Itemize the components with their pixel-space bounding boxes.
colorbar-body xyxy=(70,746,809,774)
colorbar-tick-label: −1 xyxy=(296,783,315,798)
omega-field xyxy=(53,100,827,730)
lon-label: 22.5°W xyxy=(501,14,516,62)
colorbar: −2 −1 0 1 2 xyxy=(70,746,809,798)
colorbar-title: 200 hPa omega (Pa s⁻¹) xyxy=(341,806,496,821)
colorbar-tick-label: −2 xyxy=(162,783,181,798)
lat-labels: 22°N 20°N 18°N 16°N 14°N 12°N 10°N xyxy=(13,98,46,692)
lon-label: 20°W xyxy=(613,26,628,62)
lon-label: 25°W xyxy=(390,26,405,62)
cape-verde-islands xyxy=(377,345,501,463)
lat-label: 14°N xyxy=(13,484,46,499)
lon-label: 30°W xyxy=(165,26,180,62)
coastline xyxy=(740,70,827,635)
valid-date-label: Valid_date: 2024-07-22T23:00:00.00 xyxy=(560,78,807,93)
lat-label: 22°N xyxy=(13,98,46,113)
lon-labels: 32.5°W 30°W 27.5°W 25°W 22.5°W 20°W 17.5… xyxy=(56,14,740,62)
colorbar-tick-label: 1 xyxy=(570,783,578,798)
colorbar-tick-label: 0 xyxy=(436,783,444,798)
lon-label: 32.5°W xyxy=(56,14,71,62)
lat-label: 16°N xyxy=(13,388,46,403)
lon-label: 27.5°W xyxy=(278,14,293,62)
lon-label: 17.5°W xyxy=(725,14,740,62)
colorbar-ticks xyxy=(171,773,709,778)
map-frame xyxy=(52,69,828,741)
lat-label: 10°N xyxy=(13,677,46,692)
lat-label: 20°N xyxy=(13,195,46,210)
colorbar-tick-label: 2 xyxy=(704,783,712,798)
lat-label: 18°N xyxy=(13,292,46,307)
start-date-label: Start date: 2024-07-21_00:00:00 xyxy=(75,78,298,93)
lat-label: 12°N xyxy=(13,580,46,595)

_ _ _ _ _ _ _

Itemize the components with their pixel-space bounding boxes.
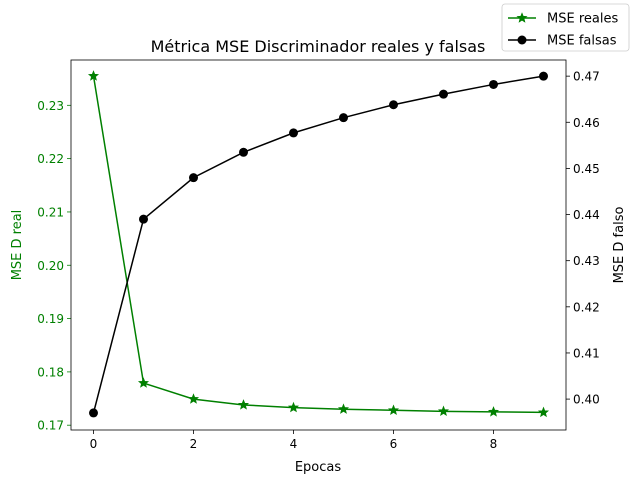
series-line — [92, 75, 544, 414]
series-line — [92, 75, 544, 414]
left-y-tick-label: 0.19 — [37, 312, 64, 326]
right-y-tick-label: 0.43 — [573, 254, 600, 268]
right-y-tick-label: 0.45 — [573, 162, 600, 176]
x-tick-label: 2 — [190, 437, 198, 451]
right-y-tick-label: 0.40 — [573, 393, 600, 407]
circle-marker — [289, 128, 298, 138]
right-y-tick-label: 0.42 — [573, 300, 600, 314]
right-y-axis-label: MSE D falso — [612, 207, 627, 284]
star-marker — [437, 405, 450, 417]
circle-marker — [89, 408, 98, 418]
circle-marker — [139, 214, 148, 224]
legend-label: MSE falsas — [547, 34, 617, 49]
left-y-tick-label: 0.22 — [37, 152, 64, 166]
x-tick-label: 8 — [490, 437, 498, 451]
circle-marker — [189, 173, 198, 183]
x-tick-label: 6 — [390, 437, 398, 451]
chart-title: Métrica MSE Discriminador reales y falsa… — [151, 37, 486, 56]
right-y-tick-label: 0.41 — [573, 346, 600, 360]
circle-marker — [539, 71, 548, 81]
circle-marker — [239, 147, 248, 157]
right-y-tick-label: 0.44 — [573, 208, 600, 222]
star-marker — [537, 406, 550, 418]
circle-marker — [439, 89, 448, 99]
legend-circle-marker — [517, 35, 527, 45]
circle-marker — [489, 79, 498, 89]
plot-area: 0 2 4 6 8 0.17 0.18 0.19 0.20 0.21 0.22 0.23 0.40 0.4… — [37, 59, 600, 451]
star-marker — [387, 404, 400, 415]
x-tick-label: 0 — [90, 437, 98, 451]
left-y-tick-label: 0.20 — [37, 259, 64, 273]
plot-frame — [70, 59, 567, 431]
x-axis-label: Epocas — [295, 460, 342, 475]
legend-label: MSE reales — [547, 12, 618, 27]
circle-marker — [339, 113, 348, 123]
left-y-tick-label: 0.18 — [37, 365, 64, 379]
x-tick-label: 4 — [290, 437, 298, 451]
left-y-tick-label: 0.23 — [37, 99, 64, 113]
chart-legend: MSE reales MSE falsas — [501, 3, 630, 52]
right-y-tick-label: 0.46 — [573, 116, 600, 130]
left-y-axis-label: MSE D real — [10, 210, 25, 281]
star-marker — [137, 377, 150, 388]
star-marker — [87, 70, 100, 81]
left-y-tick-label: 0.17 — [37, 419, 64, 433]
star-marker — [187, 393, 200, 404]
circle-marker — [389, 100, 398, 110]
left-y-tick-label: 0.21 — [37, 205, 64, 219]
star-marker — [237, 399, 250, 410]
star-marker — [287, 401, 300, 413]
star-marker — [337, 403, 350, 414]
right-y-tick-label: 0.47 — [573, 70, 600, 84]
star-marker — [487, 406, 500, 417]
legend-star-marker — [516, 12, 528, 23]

_ _ _ _ _ _ _

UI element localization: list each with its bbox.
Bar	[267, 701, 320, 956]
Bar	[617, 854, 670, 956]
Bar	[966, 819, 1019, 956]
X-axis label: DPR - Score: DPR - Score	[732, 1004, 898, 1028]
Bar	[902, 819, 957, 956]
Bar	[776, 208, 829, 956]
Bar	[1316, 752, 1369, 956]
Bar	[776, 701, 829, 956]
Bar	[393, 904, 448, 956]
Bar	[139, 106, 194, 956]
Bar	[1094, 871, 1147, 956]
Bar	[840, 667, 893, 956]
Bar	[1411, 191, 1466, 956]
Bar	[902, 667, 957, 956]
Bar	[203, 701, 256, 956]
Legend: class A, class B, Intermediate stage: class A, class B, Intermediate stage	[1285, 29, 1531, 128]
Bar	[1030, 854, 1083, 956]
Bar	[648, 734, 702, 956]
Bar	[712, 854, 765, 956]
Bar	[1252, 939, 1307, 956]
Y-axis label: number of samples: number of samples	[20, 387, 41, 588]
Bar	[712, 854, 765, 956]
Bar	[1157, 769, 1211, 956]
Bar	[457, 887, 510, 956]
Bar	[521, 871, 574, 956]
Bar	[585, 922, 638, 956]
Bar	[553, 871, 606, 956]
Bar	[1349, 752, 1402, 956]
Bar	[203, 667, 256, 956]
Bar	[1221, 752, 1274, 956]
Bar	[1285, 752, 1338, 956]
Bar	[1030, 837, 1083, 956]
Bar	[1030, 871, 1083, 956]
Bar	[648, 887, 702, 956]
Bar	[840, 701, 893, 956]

_ _ _ _ _ _ _

◆ **STATED GOAL**: Please switch "Bar" to "Column" in the material from the line with "UI element localization: list" to the line with "191, 1466, 956]", and give back only those lines, otherwise unchanged.

◆ **TASK RESULT**:
UI element localization: list each with its bbox.
Column	[267, 701, 320, 956]
Column	[617, 854, 670, 956]
Column	[966, 819, 1019, 956]
X-axis label: DPR - Score: DPR - Score	[732, 1004, 898, 1028]
Column	[902, 819, 957, 956]
Column	[776, 208, 829, 956]
Column	[1316, 752, 1369, 956]
Column	[776, 701, 829, 956]
Column	[393, 904, 448, 956]
Column	[139, 106, 194, 956]
Column	[1094, 871, 1147, 956]
Column	[840, 667, 893, 956]
Column	[1411, 191, 1466, 956]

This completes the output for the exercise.